• _EXERCISE PROMPT_:
Search the data for the word "University". Reproduce every line where it is found.

▬▬▬

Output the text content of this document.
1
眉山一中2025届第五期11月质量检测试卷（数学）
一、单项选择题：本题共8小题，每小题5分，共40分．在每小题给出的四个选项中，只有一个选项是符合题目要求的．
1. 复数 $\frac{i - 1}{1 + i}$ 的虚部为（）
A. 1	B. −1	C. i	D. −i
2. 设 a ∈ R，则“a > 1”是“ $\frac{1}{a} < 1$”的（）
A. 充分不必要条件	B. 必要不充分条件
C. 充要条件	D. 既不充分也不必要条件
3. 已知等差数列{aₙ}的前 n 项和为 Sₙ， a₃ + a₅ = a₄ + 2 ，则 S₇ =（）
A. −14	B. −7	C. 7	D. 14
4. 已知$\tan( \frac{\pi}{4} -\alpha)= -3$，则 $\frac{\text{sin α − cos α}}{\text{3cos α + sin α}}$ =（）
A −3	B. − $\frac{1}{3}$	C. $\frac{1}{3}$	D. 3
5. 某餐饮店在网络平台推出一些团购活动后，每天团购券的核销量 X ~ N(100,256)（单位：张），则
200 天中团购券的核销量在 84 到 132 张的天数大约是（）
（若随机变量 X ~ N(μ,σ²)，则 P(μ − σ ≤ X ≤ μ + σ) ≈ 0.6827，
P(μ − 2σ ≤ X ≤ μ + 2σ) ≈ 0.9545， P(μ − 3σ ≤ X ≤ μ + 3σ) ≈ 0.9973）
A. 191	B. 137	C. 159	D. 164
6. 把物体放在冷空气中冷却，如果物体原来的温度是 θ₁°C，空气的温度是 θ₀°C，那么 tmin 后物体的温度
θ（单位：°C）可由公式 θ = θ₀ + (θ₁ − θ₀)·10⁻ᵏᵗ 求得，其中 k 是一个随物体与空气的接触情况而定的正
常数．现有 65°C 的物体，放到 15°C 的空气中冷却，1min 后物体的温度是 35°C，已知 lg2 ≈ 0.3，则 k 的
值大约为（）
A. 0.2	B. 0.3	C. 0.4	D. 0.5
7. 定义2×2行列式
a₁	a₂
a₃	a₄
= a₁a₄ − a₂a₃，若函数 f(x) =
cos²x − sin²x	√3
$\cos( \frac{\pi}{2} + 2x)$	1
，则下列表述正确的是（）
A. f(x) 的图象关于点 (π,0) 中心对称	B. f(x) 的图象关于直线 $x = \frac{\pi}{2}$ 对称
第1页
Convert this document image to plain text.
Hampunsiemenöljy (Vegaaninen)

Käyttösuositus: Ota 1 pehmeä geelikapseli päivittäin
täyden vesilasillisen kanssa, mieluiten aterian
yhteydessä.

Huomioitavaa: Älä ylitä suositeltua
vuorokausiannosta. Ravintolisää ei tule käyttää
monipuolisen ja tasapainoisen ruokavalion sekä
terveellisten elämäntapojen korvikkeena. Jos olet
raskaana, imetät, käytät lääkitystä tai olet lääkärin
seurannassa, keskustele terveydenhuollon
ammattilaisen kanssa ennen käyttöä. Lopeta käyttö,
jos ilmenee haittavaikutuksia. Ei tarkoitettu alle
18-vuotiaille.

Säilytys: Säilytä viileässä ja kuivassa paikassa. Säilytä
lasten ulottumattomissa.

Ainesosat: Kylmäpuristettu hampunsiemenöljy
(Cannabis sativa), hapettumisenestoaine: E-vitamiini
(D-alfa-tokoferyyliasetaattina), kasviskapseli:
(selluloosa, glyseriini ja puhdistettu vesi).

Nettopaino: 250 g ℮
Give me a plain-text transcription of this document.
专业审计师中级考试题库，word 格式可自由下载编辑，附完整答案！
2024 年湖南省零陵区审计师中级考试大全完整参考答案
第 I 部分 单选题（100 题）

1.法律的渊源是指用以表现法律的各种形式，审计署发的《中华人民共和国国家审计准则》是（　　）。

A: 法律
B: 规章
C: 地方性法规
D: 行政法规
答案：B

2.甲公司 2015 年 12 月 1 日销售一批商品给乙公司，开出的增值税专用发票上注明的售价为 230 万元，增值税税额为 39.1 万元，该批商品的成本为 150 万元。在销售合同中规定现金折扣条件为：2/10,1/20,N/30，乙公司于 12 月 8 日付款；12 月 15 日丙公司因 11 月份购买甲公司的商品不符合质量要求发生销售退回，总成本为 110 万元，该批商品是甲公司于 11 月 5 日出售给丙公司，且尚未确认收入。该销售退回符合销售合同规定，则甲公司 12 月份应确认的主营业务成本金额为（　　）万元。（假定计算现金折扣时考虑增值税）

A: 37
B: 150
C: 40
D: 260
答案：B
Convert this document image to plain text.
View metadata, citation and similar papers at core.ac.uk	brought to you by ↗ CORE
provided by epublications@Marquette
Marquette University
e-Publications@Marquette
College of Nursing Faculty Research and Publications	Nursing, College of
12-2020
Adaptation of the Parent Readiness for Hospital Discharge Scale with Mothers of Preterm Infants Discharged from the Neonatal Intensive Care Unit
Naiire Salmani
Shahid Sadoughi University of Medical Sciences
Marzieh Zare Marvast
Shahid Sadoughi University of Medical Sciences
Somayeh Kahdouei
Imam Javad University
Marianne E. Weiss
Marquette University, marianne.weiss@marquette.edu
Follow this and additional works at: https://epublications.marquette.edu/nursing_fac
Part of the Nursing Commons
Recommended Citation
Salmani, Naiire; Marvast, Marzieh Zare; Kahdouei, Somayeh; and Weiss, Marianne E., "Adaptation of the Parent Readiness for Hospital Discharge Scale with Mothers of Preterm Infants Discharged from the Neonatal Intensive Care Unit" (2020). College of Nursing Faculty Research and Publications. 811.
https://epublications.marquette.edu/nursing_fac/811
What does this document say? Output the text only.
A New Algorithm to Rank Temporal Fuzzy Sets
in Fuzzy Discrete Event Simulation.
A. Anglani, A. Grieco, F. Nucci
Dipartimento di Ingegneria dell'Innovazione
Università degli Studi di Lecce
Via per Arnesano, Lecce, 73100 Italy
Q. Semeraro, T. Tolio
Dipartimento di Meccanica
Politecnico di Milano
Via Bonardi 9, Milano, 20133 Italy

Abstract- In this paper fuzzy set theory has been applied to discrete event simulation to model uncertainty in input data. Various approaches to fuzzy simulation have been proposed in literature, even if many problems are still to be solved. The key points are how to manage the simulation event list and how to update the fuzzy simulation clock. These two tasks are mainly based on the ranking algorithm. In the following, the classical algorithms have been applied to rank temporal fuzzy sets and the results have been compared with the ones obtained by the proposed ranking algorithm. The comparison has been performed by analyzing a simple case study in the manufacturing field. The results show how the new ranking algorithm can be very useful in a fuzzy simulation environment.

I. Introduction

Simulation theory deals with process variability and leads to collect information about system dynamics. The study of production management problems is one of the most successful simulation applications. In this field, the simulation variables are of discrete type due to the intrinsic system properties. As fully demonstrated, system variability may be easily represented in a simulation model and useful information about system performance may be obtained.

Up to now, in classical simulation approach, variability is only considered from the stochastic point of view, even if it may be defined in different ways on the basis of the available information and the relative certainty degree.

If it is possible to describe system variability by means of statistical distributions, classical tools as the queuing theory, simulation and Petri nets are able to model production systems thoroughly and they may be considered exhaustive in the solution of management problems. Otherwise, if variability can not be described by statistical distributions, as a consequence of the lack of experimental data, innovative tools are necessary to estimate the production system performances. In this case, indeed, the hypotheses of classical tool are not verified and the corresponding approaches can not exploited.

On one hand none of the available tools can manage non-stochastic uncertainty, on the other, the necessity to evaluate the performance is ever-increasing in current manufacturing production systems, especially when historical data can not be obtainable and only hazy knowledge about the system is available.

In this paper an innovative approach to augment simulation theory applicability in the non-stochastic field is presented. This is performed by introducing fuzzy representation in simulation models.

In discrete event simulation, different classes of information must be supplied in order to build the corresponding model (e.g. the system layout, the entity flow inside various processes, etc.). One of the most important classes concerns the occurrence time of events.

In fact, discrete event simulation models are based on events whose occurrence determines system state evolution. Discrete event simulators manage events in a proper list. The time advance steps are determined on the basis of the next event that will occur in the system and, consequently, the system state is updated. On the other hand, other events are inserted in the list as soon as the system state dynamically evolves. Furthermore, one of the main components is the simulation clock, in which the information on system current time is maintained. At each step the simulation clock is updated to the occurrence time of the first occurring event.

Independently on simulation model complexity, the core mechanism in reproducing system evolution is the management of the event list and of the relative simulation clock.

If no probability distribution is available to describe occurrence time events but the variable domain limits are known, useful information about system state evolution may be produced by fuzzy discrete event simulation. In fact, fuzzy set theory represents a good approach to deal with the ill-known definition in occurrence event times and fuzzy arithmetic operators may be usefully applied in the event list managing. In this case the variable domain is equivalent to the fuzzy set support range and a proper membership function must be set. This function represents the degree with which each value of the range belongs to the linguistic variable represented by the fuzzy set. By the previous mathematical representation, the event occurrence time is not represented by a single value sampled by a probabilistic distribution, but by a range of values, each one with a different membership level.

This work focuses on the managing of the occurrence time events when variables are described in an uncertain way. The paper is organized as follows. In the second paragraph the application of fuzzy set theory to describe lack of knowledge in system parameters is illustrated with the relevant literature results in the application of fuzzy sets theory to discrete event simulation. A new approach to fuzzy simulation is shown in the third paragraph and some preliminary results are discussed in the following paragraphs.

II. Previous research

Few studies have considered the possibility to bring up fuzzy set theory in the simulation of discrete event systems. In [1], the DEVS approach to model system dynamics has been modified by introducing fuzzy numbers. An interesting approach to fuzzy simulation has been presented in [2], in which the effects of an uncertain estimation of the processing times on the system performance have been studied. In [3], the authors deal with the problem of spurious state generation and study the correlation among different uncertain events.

▬▬▬

• _OUTPUT OF THE EXERCISE_:
Marquette University
Shahid Sadoughi University of Medical Sciences
Shahid Sadoughi University of Medical Sciences
Imam Javad University
Marquette University, marianne.weiss@marquette.edu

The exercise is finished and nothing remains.